Task: Show every line where "Borderless" occurs.

********************

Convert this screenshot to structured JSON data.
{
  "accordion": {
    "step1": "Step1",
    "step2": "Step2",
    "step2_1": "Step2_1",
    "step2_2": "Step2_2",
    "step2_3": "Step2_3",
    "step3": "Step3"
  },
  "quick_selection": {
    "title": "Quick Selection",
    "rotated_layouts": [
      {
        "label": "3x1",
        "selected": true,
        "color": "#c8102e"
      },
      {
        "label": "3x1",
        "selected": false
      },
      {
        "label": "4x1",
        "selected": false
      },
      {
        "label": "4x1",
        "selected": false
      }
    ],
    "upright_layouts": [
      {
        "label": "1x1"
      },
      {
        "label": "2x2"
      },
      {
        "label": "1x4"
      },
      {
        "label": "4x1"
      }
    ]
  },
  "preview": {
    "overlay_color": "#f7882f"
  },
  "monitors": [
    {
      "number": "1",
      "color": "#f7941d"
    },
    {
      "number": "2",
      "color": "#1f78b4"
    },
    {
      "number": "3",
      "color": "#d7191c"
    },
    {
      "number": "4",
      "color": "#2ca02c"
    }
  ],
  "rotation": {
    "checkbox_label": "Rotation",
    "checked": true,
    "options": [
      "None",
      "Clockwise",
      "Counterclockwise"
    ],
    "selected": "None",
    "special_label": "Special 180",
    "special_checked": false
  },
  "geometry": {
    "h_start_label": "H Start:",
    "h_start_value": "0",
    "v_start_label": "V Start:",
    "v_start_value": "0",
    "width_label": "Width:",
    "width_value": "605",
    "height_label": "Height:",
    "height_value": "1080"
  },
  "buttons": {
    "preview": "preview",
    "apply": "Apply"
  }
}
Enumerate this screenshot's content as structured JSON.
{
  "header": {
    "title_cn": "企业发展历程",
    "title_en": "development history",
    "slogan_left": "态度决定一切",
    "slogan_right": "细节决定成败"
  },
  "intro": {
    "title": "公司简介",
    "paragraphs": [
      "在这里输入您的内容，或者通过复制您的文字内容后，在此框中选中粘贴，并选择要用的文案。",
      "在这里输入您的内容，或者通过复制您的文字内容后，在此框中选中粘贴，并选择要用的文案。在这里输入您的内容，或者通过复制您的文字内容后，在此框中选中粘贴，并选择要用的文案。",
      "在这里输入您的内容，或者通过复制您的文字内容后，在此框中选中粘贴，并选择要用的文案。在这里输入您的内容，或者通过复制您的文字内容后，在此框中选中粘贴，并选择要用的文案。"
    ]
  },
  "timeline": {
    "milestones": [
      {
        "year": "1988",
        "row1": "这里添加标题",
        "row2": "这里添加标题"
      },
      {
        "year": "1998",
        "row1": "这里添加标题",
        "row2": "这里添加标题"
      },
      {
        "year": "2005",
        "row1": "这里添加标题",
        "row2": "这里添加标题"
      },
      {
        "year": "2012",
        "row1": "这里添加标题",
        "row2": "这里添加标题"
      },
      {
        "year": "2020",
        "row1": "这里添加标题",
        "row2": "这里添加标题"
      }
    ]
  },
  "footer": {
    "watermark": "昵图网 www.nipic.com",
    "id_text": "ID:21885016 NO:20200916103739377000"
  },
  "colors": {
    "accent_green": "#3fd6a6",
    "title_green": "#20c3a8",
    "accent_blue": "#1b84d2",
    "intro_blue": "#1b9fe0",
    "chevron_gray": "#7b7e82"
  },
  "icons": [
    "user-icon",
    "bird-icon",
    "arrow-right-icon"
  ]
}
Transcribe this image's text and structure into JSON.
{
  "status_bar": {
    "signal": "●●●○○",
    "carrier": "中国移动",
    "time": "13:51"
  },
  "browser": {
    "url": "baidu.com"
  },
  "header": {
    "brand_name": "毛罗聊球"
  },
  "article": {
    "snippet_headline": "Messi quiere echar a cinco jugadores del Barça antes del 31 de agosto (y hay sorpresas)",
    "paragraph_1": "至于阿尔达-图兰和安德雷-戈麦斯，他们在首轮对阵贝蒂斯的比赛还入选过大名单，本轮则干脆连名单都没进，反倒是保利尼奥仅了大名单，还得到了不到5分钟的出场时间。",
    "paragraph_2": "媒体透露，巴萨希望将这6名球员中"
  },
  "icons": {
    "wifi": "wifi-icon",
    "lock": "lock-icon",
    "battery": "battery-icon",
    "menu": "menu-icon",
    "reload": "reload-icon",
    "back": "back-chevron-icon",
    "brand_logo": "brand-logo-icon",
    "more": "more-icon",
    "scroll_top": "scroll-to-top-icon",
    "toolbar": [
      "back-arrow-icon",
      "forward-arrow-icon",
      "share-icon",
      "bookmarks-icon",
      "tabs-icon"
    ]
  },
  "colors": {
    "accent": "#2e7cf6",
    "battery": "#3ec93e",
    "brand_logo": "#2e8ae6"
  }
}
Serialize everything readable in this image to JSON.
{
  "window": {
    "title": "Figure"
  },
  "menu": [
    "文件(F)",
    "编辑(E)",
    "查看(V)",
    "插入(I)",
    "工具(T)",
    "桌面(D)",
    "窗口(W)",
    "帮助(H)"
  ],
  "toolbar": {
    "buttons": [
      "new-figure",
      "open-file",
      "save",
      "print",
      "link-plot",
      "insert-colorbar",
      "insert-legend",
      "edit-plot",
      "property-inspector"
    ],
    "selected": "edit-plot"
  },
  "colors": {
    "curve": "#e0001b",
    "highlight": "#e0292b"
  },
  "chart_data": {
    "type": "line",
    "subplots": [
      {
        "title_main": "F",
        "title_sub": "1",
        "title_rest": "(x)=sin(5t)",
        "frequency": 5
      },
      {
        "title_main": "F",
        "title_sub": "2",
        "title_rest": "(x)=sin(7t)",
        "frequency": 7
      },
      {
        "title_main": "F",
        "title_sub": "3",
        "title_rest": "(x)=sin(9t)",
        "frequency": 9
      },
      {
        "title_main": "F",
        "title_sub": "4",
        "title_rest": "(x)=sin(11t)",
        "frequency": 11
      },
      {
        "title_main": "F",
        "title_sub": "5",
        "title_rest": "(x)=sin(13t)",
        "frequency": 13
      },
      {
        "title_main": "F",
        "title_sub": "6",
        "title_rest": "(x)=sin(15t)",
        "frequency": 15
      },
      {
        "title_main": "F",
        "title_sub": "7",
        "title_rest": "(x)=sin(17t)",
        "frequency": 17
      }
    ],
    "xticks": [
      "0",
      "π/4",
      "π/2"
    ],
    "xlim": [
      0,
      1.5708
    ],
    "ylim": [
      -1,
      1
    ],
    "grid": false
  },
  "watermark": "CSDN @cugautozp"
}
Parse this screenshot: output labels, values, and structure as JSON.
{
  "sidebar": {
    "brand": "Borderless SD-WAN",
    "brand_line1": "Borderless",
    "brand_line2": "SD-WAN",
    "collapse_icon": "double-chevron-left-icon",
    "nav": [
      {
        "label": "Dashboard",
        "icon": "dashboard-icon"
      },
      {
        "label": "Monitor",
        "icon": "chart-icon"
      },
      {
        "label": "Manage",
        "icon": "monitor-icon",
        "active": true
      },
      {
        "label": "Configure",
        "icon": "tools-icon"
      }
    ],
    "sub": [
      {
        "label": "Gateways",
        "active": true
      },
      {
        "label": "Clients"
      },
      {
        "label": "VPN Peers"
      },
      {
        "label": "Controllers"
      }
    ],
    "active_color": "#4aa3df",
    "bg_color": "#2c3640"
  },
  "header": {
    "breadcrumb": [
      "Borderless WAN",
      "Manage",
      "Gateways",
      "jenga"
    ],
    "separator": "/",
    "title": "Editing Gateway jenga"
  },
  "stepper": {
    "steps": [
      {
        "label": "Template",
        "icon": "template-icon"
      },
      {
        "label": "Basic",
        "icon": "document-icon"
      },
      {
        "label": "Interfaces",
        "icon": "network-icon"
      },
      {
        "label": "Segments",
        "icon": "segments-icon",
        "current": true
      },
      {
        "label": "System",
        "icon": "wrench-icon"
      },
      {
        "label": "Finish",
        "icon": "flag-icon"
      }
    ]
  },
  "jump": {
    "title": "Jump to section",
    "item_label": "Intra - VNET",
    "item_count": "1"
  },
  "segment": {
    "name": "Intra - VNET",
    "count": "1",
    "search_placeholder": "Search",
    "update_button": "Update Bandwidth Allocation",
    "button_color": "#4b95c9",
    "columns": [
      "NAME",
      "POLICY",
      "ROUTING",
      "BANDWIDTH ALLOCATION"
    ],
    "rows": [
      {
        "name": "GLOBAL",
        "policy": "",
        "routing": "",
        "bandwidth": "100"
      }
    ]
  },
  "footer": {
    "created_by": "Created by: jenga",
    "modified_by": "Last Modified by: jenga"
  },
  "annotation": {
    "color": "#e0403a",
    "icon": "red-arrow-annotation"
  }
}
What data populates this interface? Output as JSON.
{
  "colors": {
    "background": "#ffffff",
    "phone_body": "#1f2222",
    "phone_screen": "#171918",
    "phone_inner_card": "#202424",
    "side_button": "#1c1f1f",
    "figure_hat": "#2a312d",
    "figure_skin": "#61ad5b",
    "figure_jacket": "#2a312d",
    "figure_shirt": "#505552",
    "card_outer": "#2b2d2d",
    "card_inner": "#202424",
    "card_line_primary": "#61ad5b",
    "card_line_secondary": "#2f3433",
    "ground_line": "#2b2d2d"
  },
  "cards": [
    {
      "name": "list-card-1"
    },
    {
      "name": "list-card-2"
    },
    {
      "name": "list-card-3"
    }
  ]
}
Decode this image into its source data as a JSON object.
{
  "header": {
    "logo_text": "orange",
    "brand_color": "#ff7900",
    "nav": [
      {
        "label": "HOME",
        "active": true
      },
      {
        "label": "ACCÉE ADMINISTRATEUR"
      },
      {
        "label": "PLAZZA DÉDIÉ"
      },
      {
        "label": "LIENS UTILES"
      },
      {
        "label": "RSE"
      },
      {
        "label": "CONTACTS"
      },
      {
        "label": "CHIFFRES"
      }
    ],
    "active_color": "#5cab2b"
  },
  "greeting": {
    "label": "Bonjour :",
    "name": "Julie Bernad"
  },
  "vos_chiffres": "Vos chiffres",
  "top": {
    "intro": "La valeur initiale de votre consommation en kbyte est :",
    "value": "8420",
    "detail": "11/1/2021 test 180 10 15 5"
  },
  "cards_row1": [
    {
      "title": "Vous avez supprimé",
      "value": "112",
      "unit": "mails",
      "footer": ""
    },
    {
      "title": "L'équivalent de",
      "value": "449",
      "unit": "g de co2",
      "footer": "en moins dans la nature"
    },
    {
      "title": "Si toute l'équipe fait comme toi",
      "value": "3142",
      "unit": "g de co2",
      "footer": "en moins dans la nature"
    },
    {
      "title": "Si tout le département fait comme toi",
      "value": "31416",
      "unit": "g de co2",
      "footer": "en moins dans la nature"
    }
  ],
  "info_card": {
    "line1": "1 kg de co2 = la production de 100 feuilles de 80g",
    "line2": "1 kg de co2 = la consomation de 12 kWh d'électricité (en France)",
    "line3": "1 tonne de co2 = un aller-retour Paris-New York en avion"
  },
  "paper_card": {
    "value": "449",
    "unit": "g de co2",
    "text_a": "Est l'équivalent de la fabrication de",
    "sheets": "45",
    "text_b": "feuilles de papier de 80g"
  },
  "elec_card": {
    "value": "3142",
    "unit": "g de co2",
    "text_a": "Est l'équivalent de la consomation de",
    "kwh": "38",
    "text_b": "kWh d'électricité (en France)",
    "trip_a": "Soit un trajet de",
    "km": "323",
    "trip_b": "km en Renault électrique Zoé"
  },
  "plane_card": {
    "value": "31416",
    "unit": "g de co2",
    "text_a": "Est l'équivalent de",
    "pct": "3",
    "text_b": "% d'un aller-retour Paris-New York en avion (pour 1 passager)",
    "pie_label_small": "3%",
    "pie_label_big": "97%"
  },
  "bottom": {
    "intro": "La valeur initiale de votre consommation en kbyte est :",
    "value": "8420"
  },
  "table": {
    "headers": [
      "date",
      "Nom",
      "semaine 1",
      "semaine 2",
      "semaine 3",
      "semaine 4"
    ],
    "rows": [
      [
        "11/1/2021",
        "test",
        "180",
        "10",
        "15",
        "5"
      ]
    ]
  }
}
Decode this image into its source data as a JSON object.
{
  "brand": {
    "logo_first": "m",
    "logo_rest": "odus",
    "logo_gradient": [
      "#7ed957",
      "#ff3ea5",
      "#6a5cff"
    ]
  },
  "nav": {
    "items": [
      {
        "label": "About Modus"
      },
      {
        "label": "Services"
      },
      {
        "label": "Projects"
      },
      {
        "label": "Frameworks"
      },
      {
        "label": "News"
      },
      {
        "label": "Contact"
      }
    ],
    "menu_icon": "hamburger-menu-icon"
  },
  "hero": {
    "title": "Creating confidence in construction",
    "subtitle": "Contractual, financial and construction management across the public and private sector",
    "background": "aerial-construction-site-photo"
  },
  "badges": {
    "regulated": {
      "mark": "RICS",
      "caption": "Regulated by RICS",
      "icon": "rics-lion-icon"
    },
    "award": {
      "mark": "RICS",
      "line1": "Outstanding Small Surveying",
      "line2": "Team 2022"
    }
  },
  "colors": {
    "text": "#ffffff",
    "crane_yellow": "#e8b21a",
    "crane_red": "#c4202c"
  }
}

********************

Output of the task:
    "brand": "Borderless SD-WAN",
    "brand_line1": "Borderless",
      "Borderless WAN",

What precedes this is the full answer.